## Instructions for the task
Below are the records; locate each line with the word "described" and copy it.

■ ■ ■ ■ ■ ■ ■

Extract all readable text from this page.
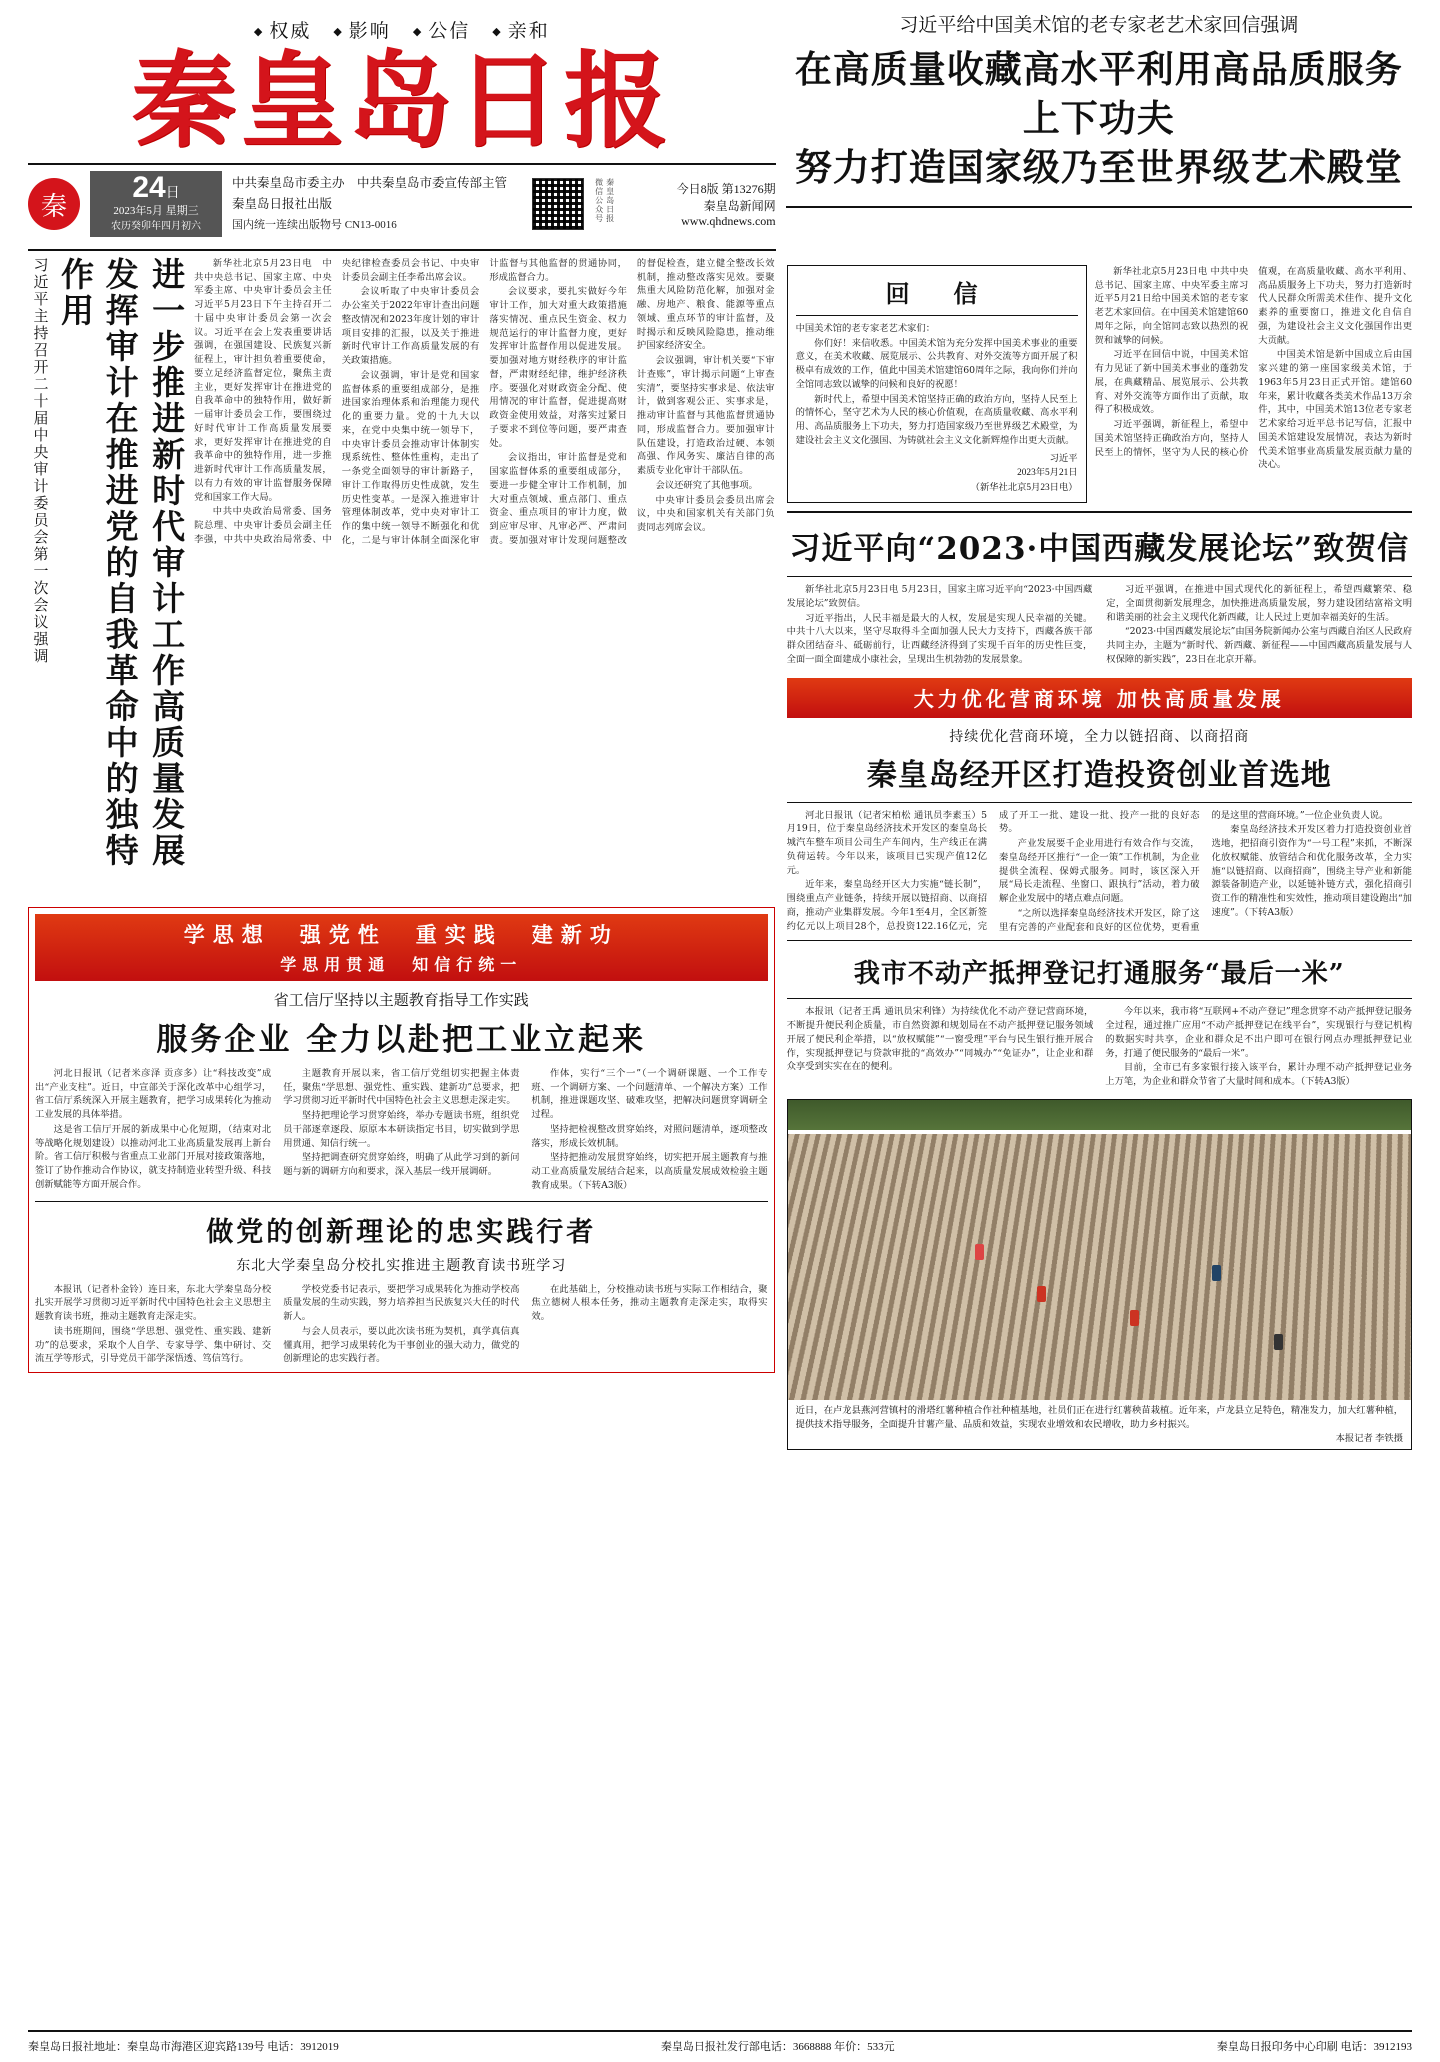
◆ 权威	◆ 影响	◆ 公信	◆ 亲和
秦皇岛日报
秦
24日
2023年5月 星期三
农历癸卯年四月初六
中共秦皇岛市委主办　中共秦皇岛市委宣传部主管
秦皇岛日报社出版
国内统一连续出版物号 CN13-0016
秦皇岛日报微信公众号	今日8版 第13276期
秦皇岛新闻网 www.qhdnews.com
习近平给中国美术馆的老专家老艺术家回信强调
在高质量收藏高水平利用高品质服务上下功夫
努力打造国家级乃至世界级艺术殿堂
进一步推进新时代审计工作高质量发展
发挥审计在推进党的自我革命中的独特作用
习近平主持召开二十届中央审计委员会第一次会议强调	新华社北京5月23日电　中共中央总书记、国家主席、中央军委主席、中央审计委员会主任习近平5月23日下午主持召开二十届中央审计委员会第一次会议。习近平在会上发表重要讲话强调，在强国建设、民族复兴新征程上，审计担负着重要使命，要立足经济监督定位，聚焦主责主业，更好发挥审计在推进党的自我革命中的独特作用，做好新一届审计委员会工作，要围绕过好时代审计工作高质量发展要求，更好发挥审计在推进党的自我革命中的独特作用，进一步推进新时代审计工作高质量发展，以有力有效的审计监督服务保障党和国家工作大局。

中共中央政治局常委、国务院总理、中央审计委员会副主任李强，中共中央政治局常委、中央纪律检查委员会书记、中央审计委员会副主任李希出席会议。

会议听取了中央审计委员会办公室关于2022年审计查出问题整改情况和2023年度计划的审计项目安排的汇报，以及关于推进新时代审计工作高质量发展的有关政策措施。

会议强调，审计是党和国家监督体系的重要组成部分，是推进国家治理体系和治理能力现代化的重要力量。党的十九大以来，在党中央集中统一领导下，中央审计委员会推动审计体制实现系统性、整体性重构，走出了一条党全面领导的审计新路子，审计工作取得历史性成就，发生历史性变革。一是深入推进审计管理体制改革，党中央对审计工作的集中统一领导不断强化和优化，二是与审计体制全面深化审计监督与其他监督的贯通协同，形成监督合力。

会议要求，要扎实做好今年审计工作，加大对重大政策措施落实情况、重点民生资金、权力规范运行的审计监督力度，更好发挥审计监督作用以促进发展。要加强对地方财经秩序的审计监督，严肃财经纪律，维护经济秩序。要强化对财政资金分配、使用情况的审计监督，促进提高财政资金使用效益，对落实过紧日子要求不到位等问题，要严肃查处。

会议指出，审计监督是党和国家监督体系的重要组成部分，要进一步健全审计工作机制，加大对重点领域、重点部门、重点资金、重点项目的审计力度，做到应审尽审、凡审必严、严肃问责。要加强对审计发现问题整改的督促检查，建立健全整改长效机制，推动整改落实见效。要聚焦重大风险防范化解，加强对金融、房地产、粮食、能源等重点领域、重点环节的审计监督，及时揭示和反映风险隐患，推动维护国家经济安全。

会议强调，审计机关要“下审计查账”，审计揭示问题“上审查实清”，要坚持实事求是、依法审计，做到客观公正、实事求是，推动审计监督与其他监督贯通协同，形成监督合力。要加强审计队伍建设，打造政治过硬、本领高强、作风务实、廉洁自律的高素质专业化审计干部队伍。

会议还研究了其他事项。

中央审计委员会委员出席会议，中央和国家机关有关部门负责同志列席会议。

学思想　强党性　重实践　建新功
学思用贯通　知信行统一
省工信厅坚持以主题教育指导工作实践
服务企业 全力以赴把工业立起来

河北日报讯（记者米彦泽 贡彦多）让“科技改变”成出“产业支柱”。近日，中宣部关于深化改革中心组学习，省工信厅系统深入开展主题教育，把学习成果转化为推动工业发展的具体举措。

这是省工信厅开展的新成果中心化短期，（结束对北等战略化规划建设）以推动河北工业高质量发展再上新台阶。省工信厅积极与省重点工业部门开展对接政策落地，签订了协作推动合作协议，就支持制造业转型升级、科技创新赋能等方面开展合作。

主题教育开展以来，省工信厅党组切实把握主体责任，聚焦“学思想、强党性、重实践、建新功”总要求，把学习贯彻习近平新时代中国特色社会主义思想走深走实。

坚持把理论学习贯穿始终，举办专题读书班，组织党员干部逐章逐段、原原本本研读指定书目，切实做到学思用贯通、知信行统一。

坚持把调查研究贯穿始终，明确了从此学习到的新问题与新的调研方向和要求，深入基层一线开展调研。

作体，实行“三个一”（一个调研课题、一个工作专班、一个调研方案、一个问题清单、一个解决方案）工作机制，推进课题攻坚、破难攻坚，把解决问题贯穿调研全过程。

坚持把检视整改贯穿始终，对照问题清单，逐项整改落实，形成长效机制。

坚持把推动发展贯穿始终，切实把开展主题教育与推动工业高质量发展结合起来，以高质量发展成效检验主题教育成果。（下转A3版）

做党的创新理论的忠实践行者
东北大学秦皇岛分校扎实推进主题教育读书班学习

本报讯（记者朴金铃）连日来，东北大学秦皇岛分校扎实开展学习贯彻习近平新时代中国特色社会主义思想主题教育读书班，推动主题教育走深走实。

读书班期间，围绕“学思想、强党性、重实践、建新功”的总要求，采取个人自学、专家导学、集中研讨、交流互学等形式，引导党员干部学深悟透、笃信笃行。

学校党委书记表示，要把学习成果转化为推动学校高质量发展的生动实践，努力培养担当民族复兴大任的时代新人。

与会人员表示，要以此次读书班为契机，真学真信真懂真用，把学习成果转化为干事创业的强大动力，做党的创新理论的忠实践行者。

在此基础上，分校推动读书班与实际工作相结合，聚焦立德树人根本任务，推动主题教育走深走实，取得实效。

回　信

中国美术馆的老专家老艺术家们：

你们好！来信收悉。中国美术馆为充分发挥中国美术事业的重要意义，在美术收藏、展览展示、公共教育、对外交流等方面开展了积极卓有成效的工作，值此中国美术馆建馆60周年之际，我向你们并向全馆同志致以诚挚的问候和良好的祝愿！

新时代上，希望中国美术馆坚持正确的政治方向，坚持人民至上的情怀心，坚守艺术为人民的核心价值观，在高质量收藏、高水平利用、高品质服务上下功夫，努力打造国家级乃至世界级艺术殿堂，为建设社会主义文化强国、为铸就社会主义文化新辉煌作出更大贡献。

习近平
2023年5月21日
（新华社北京5月23日电）

新华社北京5月23日电 中共中央总书记、国家主席、中央军委主席习近平5月21日给中国美术馆的老专家老艺术家回信。在中国美术馆建馆60周年之际，向全馆同志致以热烈的祝贺和诚挚的问候。

习近平在回信中说，中国美术馆有力见证了新中国美术事业的蓬勃发展，在典藏精品、展览展示、公共教育、对外交流等方面作出了贡献，取得了积极成效。

习近平强调，新征程上，希望中国美术馆坚持正确政治方向，坚持人民至上的情怀，坚守为人民的核心价值观，在高质量收藏、高水平利用、高品质服务上下功夫，努力打造新时代人民群众所需美术佳作、提升文化素养的重要窗口，推进文化自信自强，为建设社会主义文化强国作出更大贡献。

中国美术馆是新中国成立后由国家兴建的第一座国家级美术馆，于1963年5月23日正式开馆。建馆60年来，累计收藏各类美术作品13万余件，其中，中国美术馆13位老专家老艺术家给习近平总书记写信，汇报中国美术馆建设发展情况，表达为新时代美术馆事业高质量发展贡献力量的决心。

习近平向“2023·中国西藏发展论坛”致贺信

新华社北京5月23日电 5月23日，国家主席习近平向“2023·中国西藏发展论坛”致贺信。

习近平指出，人民丰福是最大的人权，发展是实现人民幸福的关键。中共十八大以来，坚守尽取得斗全面加强人民大力支持下，西藏各族干部群众团结奋斗、砥砺前行，让西藏经济得到了实现千百年的历史性巨变，全面一面全面建成小康社会，呈现出生机勃勃的发展景象。

习近平强调，在推进中国式现代化的新征程上，希望西藏繁荣、稳定，全面贯彻新发展理念，加快推进高质量发展，努力建设团结富裕文明和谐美丽的社会主义现代化新西藏，让人民过上更加幸福美好的生活。

“2023·中国西藏发展论坛”由国务院新闻办公室与西藏自治区人民政府共同主办，主题为“新时代、新西藏、新征程——中国西藏高质量发展与人权保障的新实践”，23日在北京开幕。

大力优化营商环境 加快高质量发展
持续优化营商环境，全力以链招商、以商招商
秦皇岛经开区打造投资创业首选地

河北日报讯（记者宋柏松 通讯员李素玉）5月19日，位于秦皇岛经济技术开发区的秦皇岛长城汽车整车项目公司生产车间内，生产线正在满负荷运转。今年以来，该项目已实现产值12亿元。

近年来，秦皇岛经开区大力实施“链长制”，围绕重点产业链条，持续开展以链招商、以商招商，推动产业集群发展。今年1至4月，全区新签约亿元以上项目28个，总投资122.16亿元，完成了开工一批、建设一批、投产一批的良好态势。

产业发展要千企业用进行有效合作与交流，秦皇岛经开区推行“一企一策”工作机制，为企业提供全流程、保姆式服务。同时，该区深入开展“局长走流程、坐窗口、跟执行”活动，着力破解企业发展中的堵点难点问题。

“之所以选择秦皇岛经济技术开发区，除了这里有完善的产业配套和良好的区位优势，更看重的是这里的营商环境。”一位企业负责人说。

秦皇岛经济技术开发区着力打造投资创业首选地，把招商引资作为“一号工程”来抓，不断深化放权赋能、放管结合和优化服务改革，全力实施“以链招商、以商招商”，围绕主导产业和新能源装备制造产业，以延链补链方式，强化招商引资工作的精准性和实效性，推动项目建设跑出“加速度”。（下转A3版）

我市不动产抵押登记打通服务“最后一米”

本报讯（记者王禹 通讯员宋利锋）为持续优化不动产登记营商环境，不断提升便民利企质量，市自然资源和规划局在不动产抵押登记服务领域开展了便民利企举措，以“放权赋能”“一窗受理”平台与民生银行推开展合作，实现抵押登记与贷款审批的“高效办”“同城办”“免证办”，让企业和群众享受到实实在在的便利。

今年以来，我市将“互联网+不动产登记”理念贯穿不动产抵押登记服务全过程，通过推广应用“不动产抵押登记在线平台”，实现银行与登记机构的数据实时共享，企业和群众足不出户即可在银行网点办理抵押登记业务，打通了便民服务的“最后一米”。

目前，全市已有多家银行接入该平台，累计办理不动产抵押登记业务上万笔，为企业和群众节省了大量时间和成本。（下转A3版）

近日，在卢龙县燕河营镇村的滑塔红薯种植合作社种植基地，社员们正在进行红薯秧苗栽植。近年来，卢龙县立足特色，精准发力，加大红薯种植，提供技术指导服务，全面提升甘薯产量、品质和效益，实现农业增效和农民增收，助力乡村振兴。
本报记者 李铁摄
秦皇岛日报社地址：秦皇岛市海港区迎宾路139号 电话：3912019	秦皇岛日报社发行部电话：3668888 年价：533元	秦皇岛日报印务中心印刷 电话：3912193
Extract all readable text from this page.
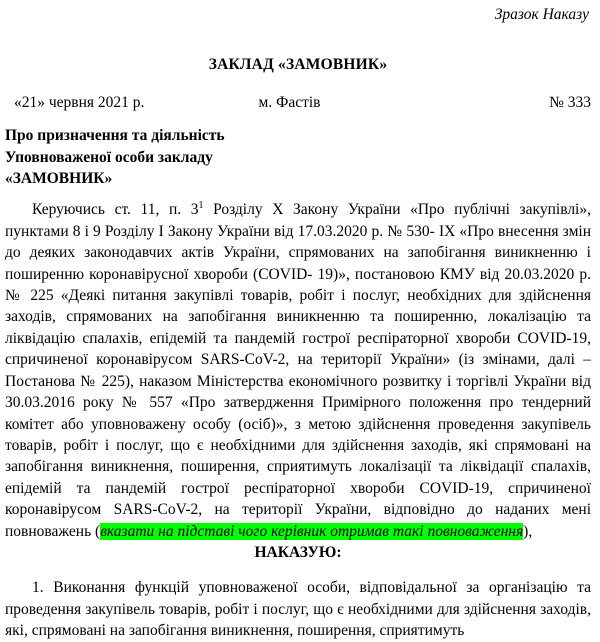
Зразок Наказу
ЗАКЛАД «ЗАМОВНИК»
«21» червня 2021 р.	м. Фастів	№ 333
Про призначення та діяльність
Уповноваженої особи закладу
«ЗАМОВНИК»

Керуючись ст. 11, п. 3$^1$ Розділу X Закону України «Про публічні закупівлі», пунктами 8 і 9 Розділу I Закону України від 17.03.2020 р. № 530- IX «Про внесення змін до деяких законодавчих актів України, спрямованих на запобігання виникненню і поширенню коронавірусної хвороби (COVID- 19)», постановою КМУ від 20.03.2020 р. № 225 «Деякі питання закупівлі товарів, робіт і послуг, необхідних для здійснення заходів, спрямованих на запобігання виникненню та поширенню, локалізацію та ліквідацію спалахів, епідемій та пандемій гострої респіраторної хвороби COVID-19, спричиненої коронавірусом SARS-CoV-2, на території України» (із змінами, далі – Постанова № 225), наказом Міністерства економічного розвитку і торгівлі України від 30.03.2016 року № 557 «Про затвердження Примірного положення про тендерний комітет або уповноважену особу (осіб)», з метою здійснення проведення закупівель товарів, робіт і послуг, що є необхідними для здійснення заходів, які спрямовані на запобігання виникнення, поширення, сприятимуть локалізації та ліквідації спалахів, епідемій та пандемій гострої респіраторної хвороби COVID-19, спричиненої коронавірусом SARS-CoV-2, на території України, відповідно до наданих мені повноважень (вказати на підставі чого керівник отримав такі повноваження),

НАКАЗУЮ:

1. Виконання функцій уповноваженої особи, відповідальної за організацію та проведення закупівель товарів, робіт і послуг, що є необхідними для здійснення заходів, які, спрямовані на запобігання виникнення, поширення, сприятимуть
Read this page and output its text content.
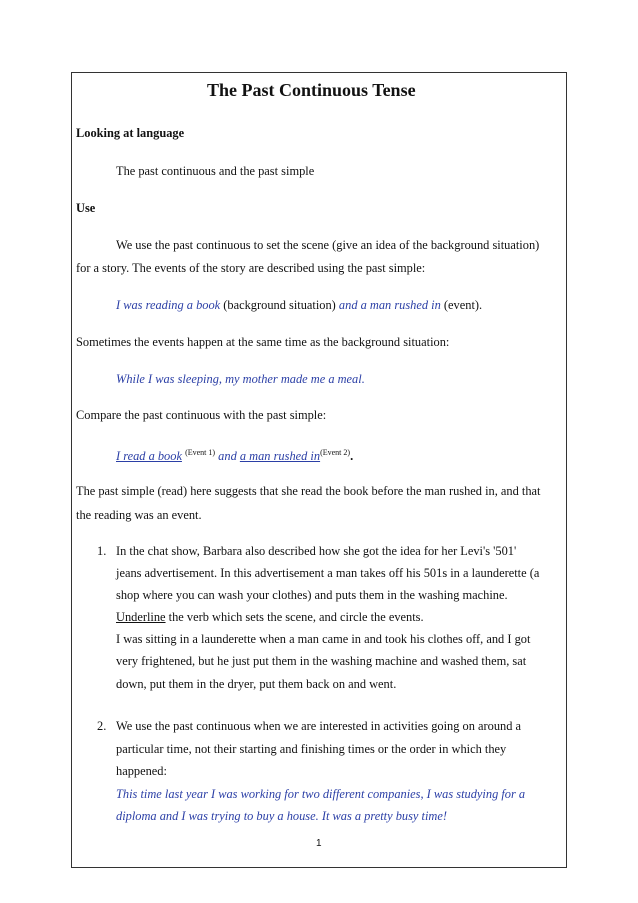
The Past Continuous Tense
Looking at language
The past continuous and the past simple
Use
We use the past continuous to set the scene (give an idea of the background situation)
for a story. The events of the story are described using the past simple:
I was reading a book (background situation) and a man rushed in (event).
Sometimes the events happen at the same time as the background situation:
While I was sleeping, my mother made me a meal.
Compare the past continuous with the past simple:
I read a book $^{(Event 1)}$ and a man rushed $in^{(Event 2)}$.
The past simple (read) here suggests that she read the book before the man rushed in, and that
the reading was an event.
1. In the chat show, Barbara also described how she got the idea for her Levi's '501'
jeans advertisement. In this advertisement a man takes off his 501s in a launderette (a
shop where you can wash your clothes) and puts them in the washing machine.
Underline the verb which sets the scene, and circle the events.
I was sitting in a launderette when a man came in and took his clothes off, and I got
very frightened, but he just put them in the washing machine and washed them, sat
down, put them in the dryer, put them back on and went.
2. We use the past continuous when we are interested in activities going on around a
particular time, not their starting and finishing times or the order in which they
happened:
This time last year I was working for two different companies, I was studying for a
diploma and I was trying to buy a house. It was a pretty busy time!
1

■ ■ ■ ■ ■ ■ ■

## Answer for this exercise
for a story. The events of the story are described using the past simple:
1. In the chat show, Barbara also described how she got the idea for her Levi's '501'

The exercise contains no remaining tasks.